* Exercise task
Copy each line holding the string "JSON".
****************************************
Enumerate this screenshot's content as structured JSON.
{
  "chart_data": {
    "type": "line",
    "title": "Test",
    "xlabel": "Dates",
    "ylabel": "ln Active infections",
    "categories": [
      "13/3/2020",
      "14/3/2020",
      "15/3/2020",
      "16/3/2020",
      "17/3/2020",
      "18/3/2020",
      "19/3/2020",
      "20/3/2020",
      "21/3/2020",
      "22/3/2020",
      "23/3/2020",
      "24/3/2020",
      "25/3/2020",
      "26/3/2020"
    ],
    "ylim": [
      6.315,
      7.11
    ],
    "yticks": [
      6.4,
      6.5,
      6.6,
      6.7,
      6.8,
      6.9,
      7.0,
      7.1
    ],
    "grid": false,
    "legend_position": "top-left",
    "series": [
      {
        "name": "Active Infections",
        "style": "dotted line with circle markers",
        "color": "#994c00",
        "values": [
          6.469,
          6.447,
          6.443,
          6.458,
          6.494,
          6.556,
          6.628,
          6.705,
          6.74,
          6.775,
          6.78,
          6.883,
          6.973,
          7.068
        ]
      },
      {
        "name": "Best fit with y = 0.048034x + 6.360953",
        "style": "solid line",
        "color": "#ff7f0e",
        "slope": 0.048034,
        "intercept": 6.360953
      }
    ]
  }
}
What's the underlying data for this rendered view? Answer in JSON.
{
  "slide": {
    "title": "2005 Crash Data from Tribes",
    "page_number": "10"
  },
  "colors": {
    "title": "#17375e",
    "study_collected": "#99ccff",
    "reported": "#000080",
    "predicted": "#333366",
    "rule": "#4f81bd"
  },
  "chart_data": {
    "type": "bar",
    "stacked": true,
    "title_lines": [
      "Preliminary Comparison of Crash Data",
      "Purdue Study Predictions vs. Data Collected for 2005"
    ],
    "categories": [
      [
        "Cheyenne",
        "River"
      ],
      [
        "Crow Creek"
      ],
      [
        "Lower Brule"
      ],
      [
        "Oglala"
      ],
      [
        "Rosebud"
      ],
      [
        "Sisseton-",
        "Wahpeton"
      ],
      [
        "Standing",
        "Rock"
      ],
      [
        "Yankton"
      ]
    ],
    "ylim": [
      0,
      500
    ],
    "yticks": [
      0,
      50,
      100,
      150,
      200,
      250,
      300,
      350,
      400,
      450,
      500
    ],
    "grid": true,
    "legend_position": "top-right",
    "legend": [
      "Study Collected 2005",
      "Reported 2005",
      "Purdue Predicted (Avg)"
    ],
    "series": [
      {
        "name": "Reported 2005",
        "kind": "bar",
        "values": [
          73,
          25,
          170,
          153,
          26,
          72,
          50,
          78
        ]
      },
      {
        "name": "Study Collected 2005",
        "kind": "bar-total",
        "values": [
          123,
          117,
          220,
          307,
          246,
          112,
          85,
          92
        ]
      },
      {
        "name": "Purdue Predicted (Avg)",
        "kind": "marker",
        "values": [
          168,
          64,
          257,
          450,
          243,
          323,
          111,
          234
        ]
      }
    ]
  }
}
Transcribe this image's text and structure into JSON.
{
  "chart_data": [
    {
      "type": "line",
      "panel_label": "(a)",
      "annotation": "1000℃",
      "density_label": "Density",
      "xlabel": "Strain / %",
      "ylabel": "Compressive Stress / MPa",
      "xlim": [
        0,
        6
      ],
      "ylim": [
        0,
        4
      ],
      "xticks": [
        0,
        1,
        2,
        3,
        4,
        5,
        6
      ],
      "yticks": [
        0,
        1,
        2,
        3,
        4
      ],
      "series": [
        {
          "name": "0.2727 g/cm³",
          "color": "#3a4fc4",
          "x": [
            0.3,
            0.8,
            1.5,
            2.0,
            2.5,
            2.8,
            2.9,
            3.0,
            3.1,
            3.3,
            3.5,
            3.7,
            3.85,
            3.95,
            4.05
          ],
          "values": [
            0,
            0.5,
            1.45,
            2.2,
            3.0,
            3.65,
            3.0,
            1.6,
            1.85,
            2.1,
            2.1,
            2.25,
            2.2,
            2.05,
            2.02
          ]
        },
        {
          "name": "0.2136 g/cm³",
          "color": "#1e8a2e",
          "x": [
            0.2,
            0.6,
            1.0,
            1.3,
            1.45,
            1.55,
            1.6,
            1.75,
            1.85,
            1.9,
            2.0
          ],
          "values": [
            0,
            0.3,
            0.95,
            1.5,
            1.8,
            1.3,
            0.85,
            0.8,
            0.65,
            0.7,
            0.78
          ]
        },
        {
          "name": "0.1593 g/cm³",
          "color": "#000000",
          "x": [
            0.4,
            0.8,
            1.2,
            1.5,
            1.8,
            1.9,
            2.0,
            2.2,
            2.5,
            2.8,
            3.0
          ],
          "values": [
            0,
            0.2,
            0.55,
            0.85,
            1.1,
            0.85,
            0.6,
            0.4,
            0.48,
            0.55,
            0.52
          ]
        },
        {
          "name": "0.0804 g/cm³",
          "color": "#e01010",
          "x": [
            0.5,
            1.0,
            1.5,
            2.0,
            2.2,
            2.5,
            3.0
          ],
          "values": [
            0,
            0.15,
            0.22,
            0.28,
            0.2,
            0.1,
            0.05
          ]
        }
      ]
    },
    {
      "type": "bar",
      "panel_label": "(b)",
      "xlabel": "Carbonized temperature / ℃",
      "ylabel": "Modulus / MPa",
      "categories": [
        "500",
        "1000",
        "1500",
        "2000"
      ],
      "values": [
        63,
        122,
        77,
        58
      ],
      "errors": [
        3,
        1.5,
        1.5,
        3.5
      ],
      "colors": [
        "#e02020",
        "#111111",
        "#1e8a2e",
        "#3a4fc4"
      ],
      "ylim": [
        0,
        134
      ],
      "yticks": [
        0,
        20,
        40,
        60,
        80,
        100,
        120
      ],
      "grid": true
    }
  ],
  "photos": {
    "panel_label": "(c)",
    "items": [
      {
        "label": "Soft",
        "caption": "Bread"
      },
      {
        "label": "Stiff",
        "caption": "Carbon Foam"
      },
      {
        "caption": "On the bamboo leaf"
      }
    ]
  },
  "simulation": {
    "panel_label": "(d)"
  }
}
****************************************
* Task response
Enumerate this screenshot's content as structured JSON.
What's the underlying data for this rendered view? Answer in JSON.
Transcribe this image's text and structure into JSON.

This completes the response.